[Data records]
= = = =

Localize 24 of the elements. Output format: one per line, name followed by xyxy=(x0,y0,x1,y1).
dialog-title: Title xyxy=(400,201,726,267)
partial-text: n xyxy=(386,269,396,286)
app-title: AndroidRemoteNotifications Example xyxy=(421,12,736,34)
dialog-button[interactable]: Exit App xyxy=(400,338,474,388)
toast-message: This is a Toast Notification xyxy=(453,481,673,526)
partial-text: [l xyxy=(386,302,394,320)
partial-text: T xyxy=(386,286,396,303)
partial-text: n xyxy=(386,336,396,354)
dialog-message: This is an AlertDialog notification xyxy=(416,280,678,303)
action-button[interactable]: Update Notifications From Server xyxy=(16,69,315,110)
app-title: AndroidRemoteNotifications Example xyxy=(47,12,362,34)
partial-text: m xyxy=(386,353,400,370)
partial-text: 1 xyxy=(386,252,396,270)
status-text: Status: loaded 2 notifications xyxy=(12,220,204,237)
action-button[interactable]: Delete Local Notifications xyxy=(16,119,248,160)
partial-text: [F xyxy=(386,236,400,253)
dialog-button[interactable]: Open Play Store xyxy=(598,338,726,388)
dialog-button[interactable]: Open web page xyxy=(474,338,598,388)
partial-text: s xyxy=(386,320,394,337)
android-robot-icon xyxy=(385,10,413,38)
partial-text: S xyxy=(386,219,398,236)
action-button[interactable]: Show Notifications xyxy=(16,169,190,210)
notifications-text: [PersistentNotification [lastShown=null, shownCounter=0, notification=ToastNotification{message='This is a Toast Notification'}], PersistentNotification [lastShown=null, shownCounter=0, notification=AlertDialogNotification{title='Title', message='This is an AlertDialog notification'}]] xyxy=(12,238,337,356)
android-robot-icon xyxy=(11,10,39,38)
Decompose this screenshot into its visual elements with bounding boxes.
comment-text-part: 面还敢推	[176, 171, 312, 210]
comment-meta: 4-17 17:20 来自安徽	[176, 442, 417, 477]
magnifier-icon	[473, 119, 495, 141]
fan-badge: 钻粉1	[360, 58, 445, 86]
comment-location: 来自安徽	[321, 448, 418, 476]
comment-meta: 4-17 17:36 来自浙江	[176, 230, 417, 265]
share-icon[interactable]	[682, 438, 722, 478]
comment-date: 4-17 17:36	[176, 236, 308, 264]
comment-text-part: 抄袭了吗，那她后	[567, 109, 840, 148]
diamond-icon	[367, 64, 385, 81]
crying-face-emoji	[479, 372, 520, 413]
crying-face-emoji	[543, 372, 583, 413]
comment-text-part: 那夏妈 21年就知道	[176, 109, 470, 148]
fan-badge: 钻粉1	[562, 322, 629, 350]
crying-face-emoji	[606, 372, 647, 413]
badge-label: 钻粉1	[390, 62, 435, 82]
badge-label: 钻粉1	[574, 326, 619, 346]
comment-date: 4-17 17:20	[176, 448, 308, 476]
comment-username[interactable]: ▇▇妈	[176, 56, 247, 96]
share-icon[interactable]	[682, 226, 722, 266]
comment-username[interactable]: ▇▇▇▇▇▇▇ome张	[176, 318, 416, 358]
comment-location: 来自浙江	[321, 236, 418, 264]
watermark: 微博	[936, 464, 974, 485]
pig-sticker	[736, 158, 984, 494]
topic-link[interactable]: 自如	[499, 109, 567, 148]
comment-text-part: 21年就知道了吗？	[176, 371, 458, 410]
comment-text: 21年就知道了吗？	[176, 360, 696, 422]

= = = =

__TASK TO CARRY OUT__: Duplicate all of the items above line for line, changing nothing.

__EXERCISE OUTPUT__:
Localize 24 of the elements. Output format: one per line, name followed by xyxy=(x0,y0,x1,y1).
dialog-title: Title xyxy=(400,201,726,267)
partial-text: n xyxy=(386,269,396,286)
app-title: AndroidRemoteNotifications Example xyxy=(421,12,736,34)
dialog-button[interactable]: Exit App xyxy=(400,338,474,388)
toast-message: This is a Toast Notification xyxy=(453,481,673,526)
partial-text: [l xyxy=(386,302,394,320)
partial-text: T xyxy=(386,286,396,303)
partial-text: n xyxy=(386,336,396,354)
dialog-message: This is an AlertDialog notification xyxy=(416,280,678,303)
action-button[interactable]: Update Notifications From Server xyxy=(16,69,315,110)
app-title: AndroidRemoteNotifications Example xyxy=(47,12,362,34)
partial-text: m xyxy=(386,353,400,370)
partial-text: 1 xyxy=(386,252,396,270)
status-text: Status: loaded 2 notifications xyxy=(12,220,204,237)
action-button[interactable]: Delete Local Notifications xyxy=(16,119,248,160)
partial-text: [F xyxy=(386,236,400,253)
dialog-button[interactable]: Open Play Store xyxy=(598,338,726,388)
dialog-button[interactable]: Open web page xyxy=(474,338,598,388)
partial-text: s xyxy=(386,320,394,337)
android-robot-icon xyxy=(385,10,413,38)
partial-text: S xyxy=(386,219,398,236)
action-button[interactable]: Show Notifications xyxy=(16,169,190,210)
notifications-text: [PersistentNotification [lastShown=null, shownCounter=0, notification=ToastNotification{message='This is a Toast Notification'}], PersistentNotification [lastShown=null, shownCounter=0, notification=AlertDialogNotification{title='Title', message='This is an AlertDialog notification'}]] xyxy=(12,238,337,356)
android-robot-icon xyxy=(11,10,39,38)
Decompose this screenshot into its visual elements with bounding boxes.
comment-text-part: 面还敢推	[176, 171, 312, 210]
comment-meta: 4-17 17:20 来自安徽	[176, 442, 417, 477]
magnifier-icon	[473, 119, 495, 141]
fan-badge: 钻粉1	[360, 58, 445, 86]
comment-location: 来自安徽	[321, 448, 418, 476]
comment-meta: 4-17 17:36 来自浙江	[176, 230, 417, 265]
share-icon[interactable]	[682, 438, 722, 478]
comment-date: 4-17 17:36	[176, 236, 308, 264]
comment-text-part: 抄袭了吗，那她后	[567, 109, 840, 148]
diamond-icon	[367, 64, 385, 81]
crying-face-emoji	[479, 372, 520, 413]
crying-face-emoji	[543, 372, 583, 413]
comment-text-part: 那夏妈 21年就知道	[176, 109, 470, 148]
fan-badge: 钻粉1	[562, 322, 629, 350]
crying-face-emoji	[606, 372, 647, 413]
badge-label: 钻粉1	[390, 62, 435, 82]
badge-label: 钻粉1	[574, 326, 619, 346]
comment-date: 4-17 17:20	[176, 448, 308, 476]
comment-username[interactable]: ▇▇妈	[176, 56, 247, 96]
share-icon[interactable]	[682, 226, 722, 266]
comment-username[interactable]: ▇▇▇▇▇▇▇ome张	[176, 318, 416, 358]
comment-location: 来自浙江	[321, 236, 418, 264]
watermark: 微博	[936, 464, 974, 485]
pig-sticker	[736, 158, 984, 494]
topic-link[interactable]: 自如	[499, 109, 567, 148]
comment-text-part: 21年就知道了吗？	[176, 371, 458, 410]
comment-text: 21年就知道了吗？	[176, 360, 696, 422]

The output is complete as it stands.